Directive ▸ Write out all of the entries exactly, please.

[Items from a dataset]
------------------------------------------------------------

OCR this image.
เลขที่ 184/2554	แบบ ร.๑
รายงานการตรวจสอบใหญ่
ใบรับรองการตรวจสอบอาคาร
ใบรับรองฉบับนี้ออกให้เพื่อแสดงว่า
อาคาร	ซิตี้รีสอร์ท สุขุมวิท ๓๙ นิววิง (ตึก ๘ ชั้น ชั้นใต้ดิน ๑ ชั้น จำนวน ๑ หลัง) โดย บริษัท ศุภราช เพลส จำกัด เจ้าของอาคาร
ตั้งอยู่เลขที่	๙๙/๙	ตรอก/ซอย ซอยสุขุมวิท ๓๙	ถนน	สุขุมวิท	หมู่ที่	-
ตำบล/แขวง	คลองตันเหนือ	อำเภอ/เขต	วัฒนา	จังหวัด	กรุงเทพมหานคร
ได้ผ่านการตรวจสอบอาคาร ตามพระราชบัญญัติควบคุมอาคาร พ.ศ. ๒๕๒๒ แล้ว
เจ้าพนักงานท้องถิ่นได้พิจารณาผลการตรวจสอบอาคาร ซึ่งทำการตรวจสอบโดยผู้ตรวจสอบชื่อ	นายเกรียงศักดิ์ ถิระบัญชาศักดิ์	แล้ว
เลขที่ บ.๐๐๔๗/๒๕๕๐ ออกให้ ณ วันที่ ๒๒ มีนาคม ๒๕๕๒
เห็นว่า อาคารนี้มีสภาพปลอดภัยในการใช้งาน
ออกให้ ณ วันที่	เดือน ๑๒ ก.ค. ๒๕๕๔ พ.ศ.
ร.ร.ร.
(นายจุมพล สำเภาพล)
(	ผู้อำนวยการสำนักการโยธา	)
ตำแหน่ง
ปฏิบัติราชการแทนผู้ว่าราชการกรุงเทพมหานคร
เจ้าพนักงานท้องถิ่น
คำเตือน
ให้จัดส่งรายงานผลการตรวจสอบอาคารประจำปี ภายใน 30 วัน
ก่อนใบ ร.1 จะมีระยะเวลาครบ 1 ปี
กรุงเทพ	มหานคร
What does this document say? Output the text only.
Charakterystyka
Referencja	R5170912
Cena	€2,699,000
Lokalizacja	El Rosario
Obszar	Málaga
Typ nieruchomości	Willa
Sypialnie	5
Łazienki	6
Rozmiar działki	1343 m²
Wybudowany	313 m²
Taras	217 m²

------------------------------------------------------------

Exercise solution ▸
OCR this image.
เลขที่ 184/2554	แบบ ร.๑
รายงานการตรวจสอบใหญ่
ใบรับรองการตรวจสอบอาคาร
ใบรับรองฉบับนี้ออกให้เพื่อแสดงว่า
อาคาร	ซิตี้รีสอร์ท สุขุมวิท ๓๙ นิววิง (ตึก ๘ ชั้น ชั้นใต้ดิน ๑ ชั้น จำนวน ๑ หลัง) โดย บริษัท ศุภราช เพลส จำกัด เจ้าของอาคาร
ตั้งอยู่เลขที่	๙๙/๙	ตรอก/ซอย ซอยสุขุมวิท ๓๙	ถนน	สุขุมวิท	หมู่ที่	-
ตำบล/แขวง	คลองตันเหนือ	อำเภอ/เขต	วัฒนา	จังหวัด	กรุงเทพมหานคร
ได้ผ่านการตรวจสอบอาคาร ตามพระราชบัญญัติควบคุมอาคาร พ.ศ. ๒๕๒๒ แล้ว
เจ้าพนักงานท้องถิ่นได้พิจารณาผลการตรวจสอบอาคาร ซึ่งทำการตรวจสอบโดยผู้ตรวจสอบชื่อ	นายเกรียงศักดิ์ ถิระบัญชาศักดิ์	แล้ว
เลขที่ บ.๐๐๔๗/๒๕๕๐ ออกให้ ณ วันที่ ๒๒ มีนาคม ๒๕๕๒
เห็นว่า อาคารนี้มีสภาพปลอดภัยในการใช้งาน
ออกให้ ณ วันที่	เดือน ๑๒ ก.ค. ๒๕๕๔ พ.ศ.
ร.ร.ร.
(นายจุมพล สำเภาพล)
(	ผู้อำนวยการสำนักการโยธา	)
ตำแหน่ง
ปฏิบัติราชการแทนผู้ว่าราชการกรุงเทพมหานคร
เจ้าพนักงานท้องถิ่น
คำเตือน
ให้จัดส่งรายงานผลการตรวจสอบอาคารประจำปี ภายใน 30 วัน
ก่อนใบ ร.1 จะมีระยะเวลาครบ 1 ปี
กรุงเทพ	มหานคร
What does this document say? Output the text only.
Charakterystyka
Referencja	R5170912
Cena	€2,699,000
Lokalizacja	El Rosario
Obszar	Málaga
Typ nieruchomości	Willa
Sypialnie	5
Łazienki	6
Rozmiar działki	1343 m²
Wybudowany	313 m²
Taras	217 m²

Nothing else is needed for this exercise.